■ **TO DO**: Below are records; count the lines that contain "screenshot" and give only the total.

(Rows from a dataset)
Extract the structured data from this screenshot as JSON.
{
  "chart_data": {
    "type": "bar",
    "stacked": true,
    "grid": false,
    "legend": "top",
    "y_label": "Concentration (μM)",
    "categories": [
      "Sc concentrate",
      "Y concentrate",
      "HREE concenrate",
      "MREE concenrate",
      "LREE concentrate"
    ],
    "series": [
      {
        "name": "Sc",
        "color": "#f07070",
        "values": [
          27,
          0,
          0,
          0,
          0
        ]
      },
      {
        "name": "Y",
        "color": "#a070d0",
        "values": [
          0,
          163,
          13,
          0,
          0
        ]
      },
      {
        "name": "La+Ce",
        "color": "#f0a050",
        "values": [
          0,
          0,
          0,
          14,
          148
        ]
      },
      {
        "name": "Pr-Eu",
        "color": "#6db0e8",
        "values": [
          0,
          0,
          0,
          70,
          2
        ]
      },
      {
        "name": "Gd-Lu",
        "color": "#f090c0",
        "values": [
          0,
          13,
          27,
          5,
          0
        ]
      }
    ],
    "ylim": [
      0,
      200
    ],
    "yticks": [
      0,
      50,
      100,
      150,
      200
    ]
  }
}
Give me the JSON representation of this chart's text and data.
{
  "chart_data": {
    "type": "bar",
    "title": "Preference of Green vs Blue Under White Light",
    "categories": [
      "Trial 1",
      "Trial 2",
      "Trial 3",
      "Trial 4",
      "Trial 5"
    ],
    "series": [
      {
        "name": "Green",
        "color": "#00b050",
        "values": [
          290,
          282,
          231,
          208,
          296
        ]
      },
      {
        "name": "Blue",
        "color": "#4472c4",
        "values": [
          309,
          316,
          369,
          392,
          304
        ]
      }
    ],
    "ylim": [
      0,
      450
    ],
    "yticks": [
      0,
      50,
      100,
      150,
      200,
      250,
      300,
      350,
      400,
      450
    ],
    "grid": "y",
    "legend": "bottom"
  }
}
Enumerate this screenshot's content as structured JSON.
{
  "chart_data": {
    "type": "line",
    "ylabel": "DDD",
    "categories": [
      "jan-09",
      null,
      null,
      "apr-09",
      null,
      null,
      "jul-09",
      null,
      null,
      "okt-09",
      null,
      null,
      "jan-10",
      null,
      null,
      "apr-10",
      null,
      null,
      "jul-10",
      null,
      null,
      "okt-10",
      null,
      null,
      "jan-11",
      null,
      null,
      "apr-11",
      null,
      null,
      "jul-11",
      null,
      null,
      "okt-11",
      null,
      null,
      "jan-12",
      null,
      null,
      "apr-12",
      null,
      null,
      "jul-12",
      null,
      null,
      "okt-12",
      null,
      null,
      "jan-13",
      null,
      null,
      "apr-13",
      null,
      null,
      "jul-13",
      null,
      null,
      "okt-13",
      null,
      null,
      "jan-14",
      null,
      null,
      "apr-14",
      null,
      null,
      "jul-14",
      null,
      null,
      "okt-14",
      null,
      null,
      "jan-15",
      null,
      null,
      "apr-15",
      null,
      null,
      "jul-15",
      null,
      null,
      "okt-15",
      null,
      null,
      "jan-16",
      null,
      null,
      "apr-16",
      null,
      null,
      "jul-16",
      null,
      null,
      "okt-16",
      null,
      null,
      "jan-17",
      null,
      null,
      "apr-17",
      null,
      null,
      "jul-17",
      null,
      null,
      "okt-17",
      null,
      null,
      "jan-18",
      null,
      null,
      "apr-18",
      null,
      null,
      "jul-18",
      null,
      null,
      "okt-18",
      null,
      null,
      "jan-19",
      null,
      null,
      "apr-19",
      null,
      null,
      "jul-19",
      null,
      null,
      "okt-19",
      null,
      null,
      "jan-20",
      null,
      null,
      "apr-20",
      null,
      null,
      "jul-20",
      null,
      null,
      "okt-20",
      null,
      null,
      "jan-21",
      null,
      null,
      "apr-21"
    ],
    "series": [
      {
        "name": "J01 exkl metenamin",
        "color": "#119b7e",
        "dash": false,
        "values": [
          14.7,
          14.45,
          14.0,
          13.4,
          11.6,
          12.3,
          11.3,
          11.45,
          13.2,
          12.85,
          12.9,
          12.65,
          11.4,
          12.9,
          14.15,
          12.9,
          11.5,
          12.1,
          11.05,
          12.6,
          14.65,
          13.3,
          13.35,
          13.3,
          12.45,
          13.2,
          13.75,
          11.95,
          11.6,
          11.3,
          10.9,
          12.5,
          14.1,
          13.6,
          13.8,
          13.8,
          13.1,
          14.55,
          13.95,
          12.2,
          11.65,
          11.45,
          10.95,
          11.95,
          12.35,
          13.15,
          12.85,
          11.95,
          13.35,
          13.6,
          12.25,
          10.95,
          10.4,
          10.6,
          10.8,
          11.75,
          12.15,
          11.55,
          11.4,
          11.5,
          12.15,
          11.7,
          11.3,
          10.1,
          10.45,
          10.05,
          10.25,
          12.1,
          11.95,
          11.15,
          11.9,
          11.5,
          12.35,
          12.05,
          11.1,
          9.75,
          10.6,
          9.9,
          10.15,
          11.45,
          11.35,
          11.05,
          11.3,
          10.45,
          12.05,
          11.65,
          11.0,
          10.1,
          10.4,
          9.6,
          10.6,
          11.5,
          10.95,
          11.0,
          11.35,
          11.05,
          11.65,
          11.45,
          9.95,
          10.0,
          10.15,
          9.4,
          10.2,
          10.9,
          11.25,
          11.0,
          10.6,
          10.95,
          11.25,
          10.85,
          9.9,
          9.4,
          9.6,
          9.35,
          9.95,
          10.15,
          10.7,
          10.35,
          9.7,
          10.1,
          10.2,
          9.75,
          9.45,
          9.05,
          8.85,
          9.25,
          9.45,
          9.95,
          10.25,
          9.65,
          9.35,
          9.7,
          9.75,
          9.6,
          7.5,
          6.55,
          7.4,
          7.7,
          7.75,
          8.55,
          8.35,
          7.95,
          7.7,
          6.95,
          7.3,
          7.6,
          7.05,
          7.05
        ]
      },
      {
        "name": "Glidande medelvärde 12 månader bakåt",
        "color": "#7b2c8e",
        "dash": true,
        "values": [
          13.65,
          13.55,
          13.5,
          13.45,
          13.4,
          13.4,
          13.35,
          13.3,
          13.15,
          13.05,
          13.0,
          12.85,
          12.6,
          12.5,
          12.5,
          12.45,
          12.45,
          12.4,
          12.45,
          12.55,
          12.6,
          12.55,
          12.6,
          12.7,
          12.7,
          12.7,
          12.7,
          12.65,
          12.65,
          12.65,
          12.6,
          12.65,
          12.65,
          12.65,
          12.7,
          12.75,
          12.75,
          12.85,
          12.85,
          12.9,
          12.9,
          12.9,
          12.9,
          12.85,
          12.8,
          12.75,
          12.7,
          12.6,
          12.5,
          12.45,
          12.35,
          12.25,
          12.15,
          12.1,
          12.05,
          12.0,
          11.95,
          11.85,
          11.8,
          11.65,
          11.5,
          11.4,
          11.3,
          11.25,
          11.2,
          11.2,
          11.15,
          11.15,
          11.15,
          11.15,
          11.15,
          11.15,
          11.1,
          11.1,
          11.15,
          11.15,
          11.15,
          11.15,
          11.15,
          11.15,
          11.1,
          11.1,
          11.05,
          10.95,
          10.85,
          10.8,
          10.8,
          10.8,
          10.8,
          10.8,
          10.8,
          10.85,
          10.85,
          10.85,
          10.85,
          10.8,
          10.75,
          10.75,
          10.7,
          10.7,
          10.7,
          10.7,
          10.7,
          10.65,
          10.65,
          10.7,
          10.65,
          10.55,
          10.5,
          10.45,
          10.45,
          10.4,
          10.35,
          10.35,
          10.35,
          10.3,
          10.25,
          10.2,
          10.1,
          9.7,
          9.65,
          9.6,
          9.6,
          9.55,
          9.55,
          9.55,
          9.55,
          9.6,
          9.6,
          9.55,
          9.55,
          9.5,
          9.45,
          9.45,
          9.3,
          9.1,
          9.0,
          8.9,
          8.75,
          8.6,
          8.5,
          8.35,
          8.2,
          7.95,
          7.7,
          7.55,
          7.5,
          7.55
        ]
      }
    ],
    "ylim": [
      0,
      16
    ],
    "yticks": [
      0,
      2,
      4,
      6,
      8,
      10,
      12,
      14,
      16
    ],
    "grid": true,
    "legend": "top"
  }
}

■ **CORRECT OUTPUT**: 2